■ **WRITTEN INSTRUCTION**:
Copy out the entries exactly, from the first line to the last.

Items from a data source:
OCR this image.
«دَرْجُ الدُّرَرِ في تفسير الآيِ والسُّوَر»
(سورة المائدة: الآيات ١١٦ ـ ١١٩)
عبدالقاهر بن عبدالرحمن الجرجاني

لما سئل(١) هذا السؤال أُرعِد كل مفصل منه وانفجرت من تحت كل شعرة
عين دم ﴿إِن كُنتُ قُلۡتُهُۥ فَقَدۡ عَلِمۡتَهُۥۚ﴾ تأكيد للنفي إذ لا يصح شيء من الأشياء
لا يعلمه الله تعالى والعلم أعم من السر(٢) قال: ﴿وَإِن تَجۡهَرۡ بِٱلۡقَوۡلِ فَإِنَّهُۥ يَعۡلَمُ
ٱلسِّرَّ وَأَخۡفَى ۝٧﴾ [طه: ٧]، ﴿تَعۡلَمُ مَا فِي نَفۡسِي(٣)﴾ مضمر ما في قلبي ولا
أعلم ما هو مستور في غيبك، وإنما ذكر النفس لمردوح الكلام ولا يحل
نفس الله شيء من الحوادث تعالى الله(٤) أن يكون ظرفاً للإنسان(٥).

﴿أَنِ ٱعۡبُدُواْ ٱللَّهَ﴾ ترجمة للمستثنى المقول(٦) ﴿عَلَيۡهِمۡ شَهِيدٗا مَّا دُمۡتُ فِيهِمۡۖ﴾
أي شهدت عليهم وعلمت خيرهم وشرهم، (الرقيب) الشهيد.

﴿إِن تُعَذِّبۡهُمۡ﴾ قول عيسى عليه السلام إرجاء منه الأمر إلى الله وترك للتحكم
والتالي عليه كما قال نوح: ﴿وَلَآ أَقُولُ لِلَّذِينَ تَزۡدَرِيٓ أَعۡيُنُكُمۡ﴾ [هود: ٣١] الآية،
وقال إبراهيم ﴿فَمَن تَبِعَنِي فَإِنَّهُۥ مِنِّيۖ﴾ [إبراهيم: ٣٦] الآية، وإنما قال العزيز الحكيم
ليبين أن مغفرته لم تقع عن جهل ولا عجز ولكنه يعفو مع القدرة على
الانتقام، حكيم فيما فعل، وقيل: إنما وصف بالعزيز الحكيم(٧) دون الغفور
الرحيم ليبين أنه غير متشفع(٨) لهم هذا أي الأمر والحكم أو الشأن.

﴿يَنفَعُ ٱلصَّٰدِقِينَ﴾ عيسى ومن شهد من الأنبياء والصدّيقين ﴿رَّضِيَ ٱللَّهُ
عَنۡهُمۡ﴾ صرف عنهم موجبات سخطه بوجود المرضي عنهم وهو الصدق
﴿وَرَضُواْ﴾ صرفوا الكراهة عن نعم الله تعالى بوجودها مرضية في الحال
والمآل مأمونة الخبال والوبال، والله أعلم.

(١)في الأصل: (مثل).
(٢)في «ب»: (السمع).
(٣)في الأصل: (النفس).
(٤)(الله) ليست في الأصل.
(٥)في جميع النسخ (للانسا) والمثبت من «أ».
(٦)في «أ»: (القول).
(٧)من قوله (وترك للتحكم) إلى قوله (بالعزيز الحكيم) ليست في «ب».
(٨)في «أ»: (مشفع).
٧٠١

■ **SOLUTION TO THE EXERCISE**:
OCR this image.
«دَرْجُ الدُّرَرِ في تفسير الآيِ والسُّوَر»
(سورة المائدة: الآيات ١١٦ ـ ١١٩)
عبدالقاهر بن عبدالرحمن الجرجاني

لما سئل(١) هذا السؤال أُرعِد كل مفصل منه وانفجرت من تحت كل شعرة
عين دم ﴿إِن كُنتُ قُلۡتُهُۥ فَقَدۡ عَلِمۡتَهُۥۚ﴾ تأكيد للنفي إذ لا يصح شيء من الأشياء
لا يعلمه الله تعالى والعلم أعم من السر(٢) قال: ﴿وَإِن تَجۡهَرۡ بِٱلۡقَوۡلِ فَإِنَّهُۥ يَعۡلَمُ
ٱلسِّرَّ وَأَخۡفَى ۝٧﴾ [طه: ٧]، ﴿تَعۡلَمُ مَا فِي نَفۡسِي(٣)﴾ مضمر ما في قلبي ولا
أعلم ما هو مستور في غيبك، وإنما ذكر النفس لمردوح الكلام ولا يحل
نفس الله شيء من الحوادث تعالى الله(٤) أن يكون ظرفاً للإنسان(٥).

﴿أَنِ ٱعۡبُدُواْ ٱللَّهَ﴾ ترجمة للمستثنى المقول(٦) ﴿عَلَيۡهِمۡ شَهِيدٗا مَّا دُمۡتُ فِيهِمۡۖ﴾
أي شهدت عليهم وعلمت خيرهم وشرهم، (الرقيب) الشهيد.

﴿إِن تُعَذِّبۡهُمۡ﴾ قول عيسى عليه السلام إرجاء منه الأمر إلى الله وترك للتحكم
والتالي عليه كما قال نوح: ﴿وَلَآ أَقُولُ لِلَّذِينَ تَزۡدَرِيٓ أَعۡيُنُكُمۡ﴾ [هود: ٣١] الآية،
وقال إبراهيم ﴿فَمَن تَبِعَنِي فَإِنَّهُۥ مِنِّيۖ﴾ [إبراهيم: ٣٦] الآية، وإنما قال العزيز الحكيم
ليبين أن مغفرته لم تقع عن جهل ولا عجز ولكنه يعفو مع القدرة على
الانتقام، حكيم فيما فعل، وقيل: إنما وصف بالعزيز الحكيم(٧) دون الغفور
الرحيم ليبين أنه غير متشفع(٨) لهم هذا أي الأمر والحكم أو الشأن.

﴿يَنفَعُ ٱلصَّٰدِقِينَ﴾ عيسى ومن شهد من الأنبياء والصدّيقين ﴿رَّضِيَ ٱللَّهُ
عَنۡهُمۡ﴾ صرف عنهم موجبات سخطه بوجود المرضي عنهم وهو الصدق
﴿وَرَضُواْ﴾ صرفوا الكراهة عن نعم الله تعالى بوجودها مرضية في الحال
والمآل مأمونة الخبال والوبال، والله أعلم.

(١)في الأصل: (مثل).
(٢)في «ب»: (السمع).
(٣)في الأصل: (النفس).
(٤)(الله) ليست في الأصل.
(٥)في جميع النسخ (للانسا) والمثبت من «أ».
(٦)في «أ»: (القول).
(٧)من قوله (وترك للتحكم) إلى قوله (بالعزيز الحكيم) ليست في «ب».
(٨)في «أ»: (مشفع).
٧٠١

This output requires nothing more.